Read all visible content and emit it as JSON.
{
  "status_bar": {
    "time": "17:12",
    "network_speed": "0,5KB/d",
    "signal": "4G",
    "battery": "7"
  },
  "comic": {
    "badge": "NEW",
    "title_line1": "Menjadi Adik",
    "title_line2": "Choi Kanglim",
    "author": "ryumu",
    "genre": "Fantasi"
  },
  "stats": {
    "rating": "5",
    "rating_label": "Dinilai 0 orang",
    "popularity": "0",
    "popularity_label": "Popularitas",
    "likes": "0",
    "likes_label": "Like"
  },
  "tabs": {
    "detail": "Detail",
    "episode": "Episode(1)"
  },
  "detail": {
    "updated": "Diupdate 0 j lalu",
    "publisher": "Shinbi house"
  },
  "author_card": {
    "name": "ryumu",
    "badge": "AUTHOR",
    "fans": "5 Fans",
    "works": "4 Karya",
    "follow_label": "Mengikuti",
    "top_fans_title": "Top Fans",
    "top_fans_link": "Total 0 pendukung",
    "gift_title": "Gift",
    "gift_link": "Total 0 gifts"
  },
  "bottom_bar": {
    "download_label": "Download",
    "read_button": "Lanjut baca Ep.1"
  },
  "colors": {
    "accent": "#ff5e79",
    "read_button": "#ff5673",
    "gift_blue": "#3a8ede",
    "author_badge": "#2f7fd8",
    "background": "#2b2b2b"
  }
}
* * * * * * *
** Task to complete **
Reproduce all of the entries word for word.

** Final result **
Read all visible content and emit it as JSON.
{
  "status_bar": {
    "time": "17:12",
    "network_speed": "0,5KB/d",
    "signal": "4G",
    "battery": "7"
  },
  "comic": {
    "badge": "NEW",
    "title_line1": "Menjadi Adik",
    "title_line2": "Choi Kanglim",
    "author": "ryumu",
    "genre": "Fantasi"
  },
  "stats": {
    "rating": "5",
    "rating_label": "Dinilai 0 orang",
    "popularity": "0",
    "popularity_label": "Popularitas",
    "likes": "0",
    "likes_label": "Like"
  },
  "tabs": {
    "detail": "Detail",
    "episode": "Episode(1)"
  },
  "detail": {
    "updated": "Diupdate 0 j lalu",
    "publisher": "Shinbi house"
  },
  "author_card": {
    "name": "ryumu",
    "badge": "AUTHOR",
    "fans": "5 Fans",
    "works": "4 Karya",
    "follow_label": "Mengikuti",
    "top_fans_title": "Top Fans",
    "top_fans_link": "Total 0 pendukung",
    "gift_title": "Gift",
    "gift_link": "Total 0 gifts"
  },
  "bottom_bar": {
    "download_label": "Download",
    "read_button": "Lanjut baca Ep.1"
  },
  "colors": {
    "accent": "#ff5e79",
    "read_button": "#ff5673",
    "gift_blue": "#3a8ede",
    "author_badge": "#2f7fd8",
    "background": "#2b2b2b"
  }
}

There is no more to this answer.